◆ Exercise
Give back the records below exactly, every one, with no pictures.

◆ Task inputs
+++
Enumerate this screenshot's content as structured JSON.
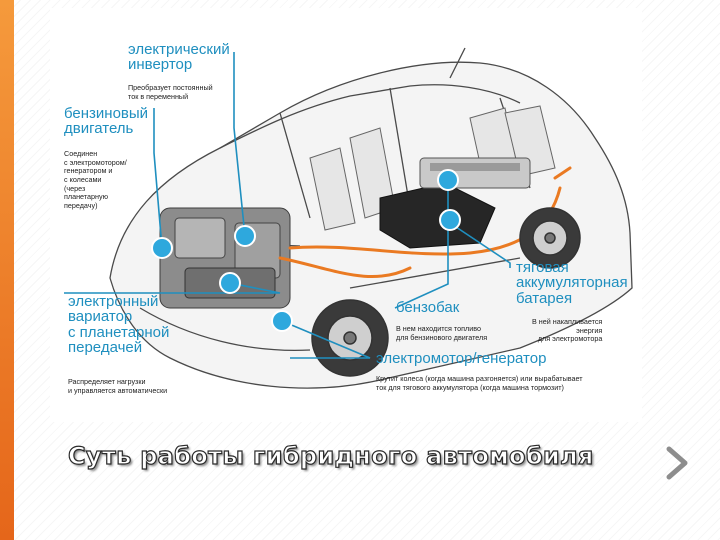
{
  "slide": {
    "title": "Суть работы гибридного автомобиля",
    "accent_color": "#f07f25",
    "label_color": "#1f8fbf"
  },
  "diagram": {
    "inverter": {
      "title": "электрический\nинвертор",
      "note": "Преобразует постоянный\nток в переменный"
    },
    "engine": {
      "title": "бензиновый\nдвигатель",
      "note": "Соединен\nс электромотором/\nгенератором и\nс колесами\n(через\nпланетарную\nпередачу)"
    },
    "variator": {
      "title": "электронный\nвариатор\nс планетарной\nпередачей",
      "note": "Распределяет нагрузки\nи управляется автоматически"
    },
    "fuel_tank": {
      "title": "бензобак",
      "note": "В нем находится топливо\nдля бензинового двигателя"
    },
    "battery": {
      "title": "тяговая\nаккумуляторная\nбатарея",
      "note": "В ней накапливается\nэнергия\nдля электромотора"
    },
    "motor": {
      "title": "электромотор/генератор",
      "note": "Крутит колеса (когда машина разгоняется) или вырабатывает\nток для тягового аккумулятора (когда машина тормозит)"
    }
  },
  "icons": {
    "marker": "callout-dot",
    "next": "chevron-right-icon"
  }
}
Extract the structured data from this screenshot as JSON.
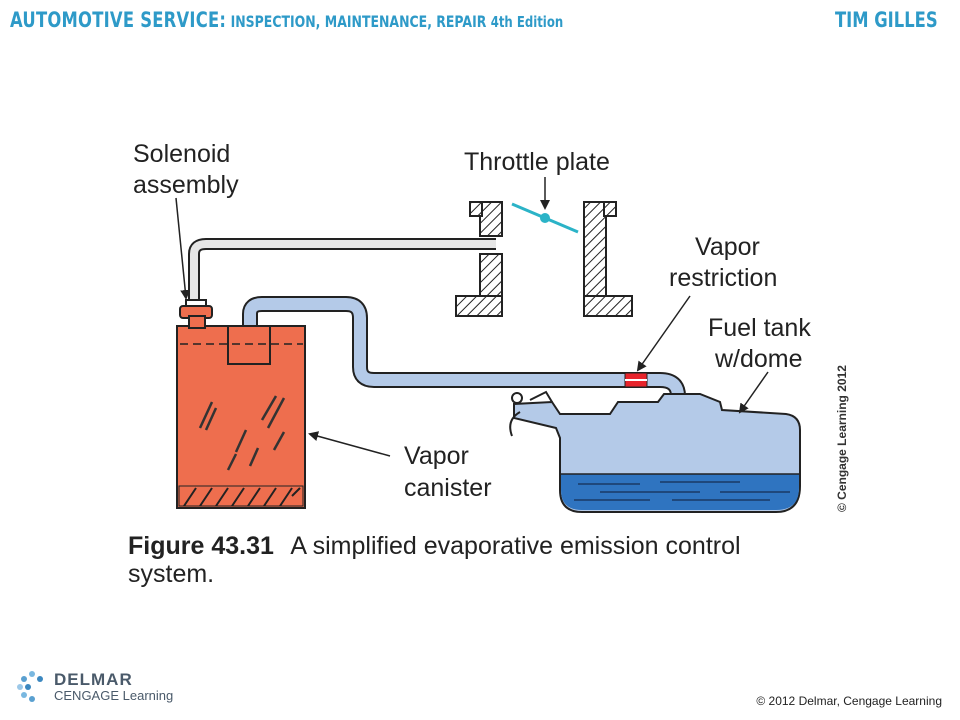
+++
◆ Expected output
Enumerate this screenshot's content as structured JSON.
{
  "slide": {
    "title": "Суть работы гибридного автомобиля",
    "accent_color": "#f07f25",
    "label_color": "#1f8fbf"
  },
  "diagram": {
    "inverter": {
      "title": "электрический\nинвертор",
      "note": "Преобразует постоянный\nток в переменный"
    },
    "engine": {
      "title": "бензиновый\nдвигатель",
      "note": "Соединен\nс электромотором/\nгенератором и\nс колесами\n(через\nпланетарную\nпередачу)"
    },
    "variator": {
      "title": "электронный\nвариатор\nс планетарной\nпередачей",
      "note": "Распределяет нагрузки\nи управляется автоматически"
    },
    "fuel_tank": {
      "title": "бензобак",
      "note": "В нем находится топливо\nдля бензинового двигателя"
    },
    "battery": {
      "title": "тяговая\nаккумуляторная\nбатарея",
      "note": "В ней накапливается\nэнергия\nдля электромотора"
    },
    "motor": {
      "title": "электромотор/генератор",
      "note": "Крутит колеса (когда машина разгоняется) или вырабатывает\nток для тягового аккумулятора (когда машина тормозит)"
    }
  },
  "icons": {
    "marker": "callout-dot",
    "next": "chevron-right-icon"
  }
}
Extract the structured data from this screenshot as JSON.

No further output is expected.